# Written instruction
Look through the data below and report how many lines include "JSON". Only the number should be given.

(Stored data)
....
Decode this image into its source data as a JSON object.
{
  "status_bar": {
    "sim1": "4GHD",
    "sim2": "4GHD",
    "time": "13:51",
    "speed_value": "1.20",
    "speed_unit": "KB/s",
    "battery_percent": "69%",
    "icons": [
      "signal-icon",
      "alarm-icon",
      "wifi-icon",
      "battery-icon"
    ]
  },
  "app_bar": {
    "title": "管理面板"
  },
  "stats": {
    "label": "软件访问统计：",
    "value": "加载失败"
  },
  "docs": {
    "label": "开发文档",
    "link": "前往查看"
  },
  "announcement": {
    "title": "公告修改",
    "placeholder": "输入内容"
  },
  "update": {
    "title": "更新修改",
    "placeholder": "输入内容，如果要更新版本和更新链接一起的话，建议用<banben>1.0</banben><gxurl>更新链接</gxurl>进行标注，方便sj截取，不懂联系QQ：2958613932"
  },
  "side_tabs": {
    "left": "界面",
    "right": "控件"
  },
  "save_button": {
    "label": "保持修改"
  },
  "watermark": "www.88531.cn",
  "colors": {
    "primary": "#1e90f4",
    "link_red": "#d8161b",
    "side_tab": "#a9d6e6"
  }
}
....
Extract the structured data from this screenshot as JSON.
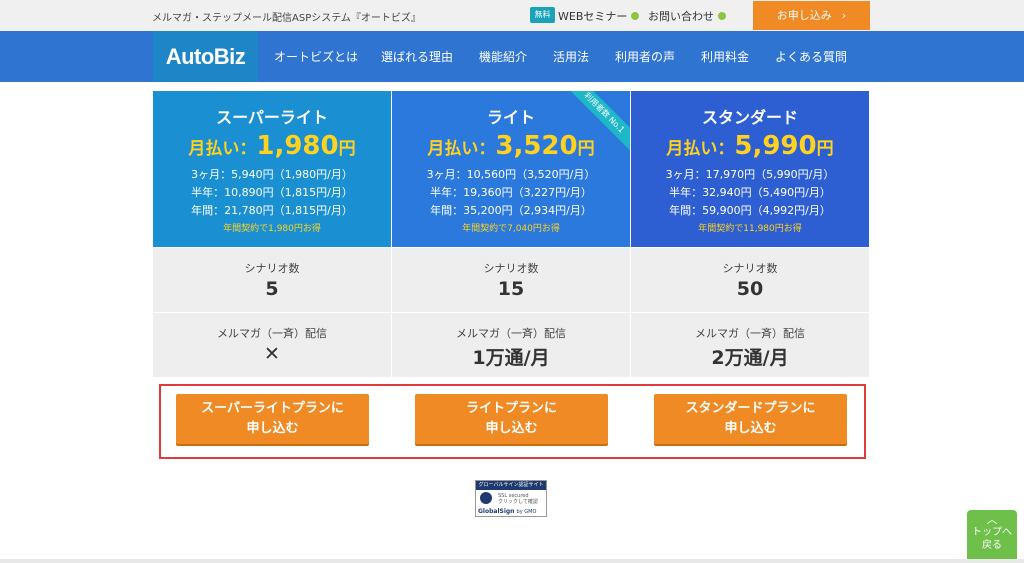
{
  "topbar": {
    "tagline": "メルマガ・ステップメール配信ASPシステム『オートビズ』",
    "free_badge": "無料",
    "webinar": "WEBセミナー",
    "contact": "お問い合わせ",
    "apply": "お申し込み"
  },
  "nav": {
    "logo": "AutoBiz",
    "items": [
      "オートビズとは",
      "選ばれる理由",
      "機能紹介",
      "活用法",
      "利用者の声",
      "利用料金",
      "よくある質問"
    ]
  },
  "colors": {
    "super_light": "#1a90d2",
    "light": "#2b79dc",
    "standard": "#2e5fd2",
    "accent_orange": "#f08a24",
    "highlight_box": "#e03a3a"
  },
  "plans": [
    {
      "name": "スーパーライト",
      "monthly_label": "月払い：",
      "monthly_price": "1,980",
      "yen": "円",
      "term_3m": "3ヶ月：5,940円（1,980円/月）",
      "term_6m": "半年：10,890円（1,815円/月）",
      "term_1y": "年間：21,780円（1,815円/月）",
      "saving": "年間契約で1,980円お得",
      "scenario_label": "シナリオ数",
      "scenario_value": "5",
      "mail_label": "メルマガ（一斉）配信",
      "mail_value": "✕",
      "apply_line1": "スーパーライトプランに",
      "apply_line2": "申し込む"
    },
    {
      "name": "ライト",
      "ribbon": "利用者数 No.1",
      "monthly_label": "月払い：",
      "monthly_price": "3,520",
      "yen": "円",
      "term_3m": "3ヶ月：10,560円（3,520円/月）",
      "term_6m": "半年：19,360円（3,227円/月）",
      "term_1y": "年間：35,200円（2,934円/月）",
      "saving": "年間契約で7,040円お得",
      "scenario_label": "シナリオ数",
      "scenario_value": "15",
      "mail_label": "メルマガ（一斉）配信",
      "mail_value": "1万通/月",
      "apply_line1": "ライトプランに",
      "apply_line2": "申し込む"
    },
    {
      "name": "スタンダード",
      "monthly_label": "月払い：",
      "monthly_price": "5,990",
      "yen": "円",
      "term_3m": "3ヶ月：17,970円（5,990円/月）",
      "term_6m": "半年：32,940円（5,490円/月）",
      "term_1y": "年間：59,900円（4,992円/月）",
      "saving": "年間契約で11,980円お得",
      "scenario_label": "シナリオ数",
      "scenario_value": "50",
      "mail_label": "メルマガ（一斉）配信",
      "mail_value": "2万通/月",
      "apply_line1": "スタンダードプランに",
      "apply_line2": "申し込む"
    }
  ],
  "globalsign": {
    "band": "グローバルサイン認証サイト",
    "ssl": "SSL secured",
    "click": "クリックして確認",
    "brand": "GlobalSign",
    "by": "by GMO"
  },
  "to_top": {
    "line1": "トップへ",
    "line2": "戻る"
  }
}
....
# Written response
2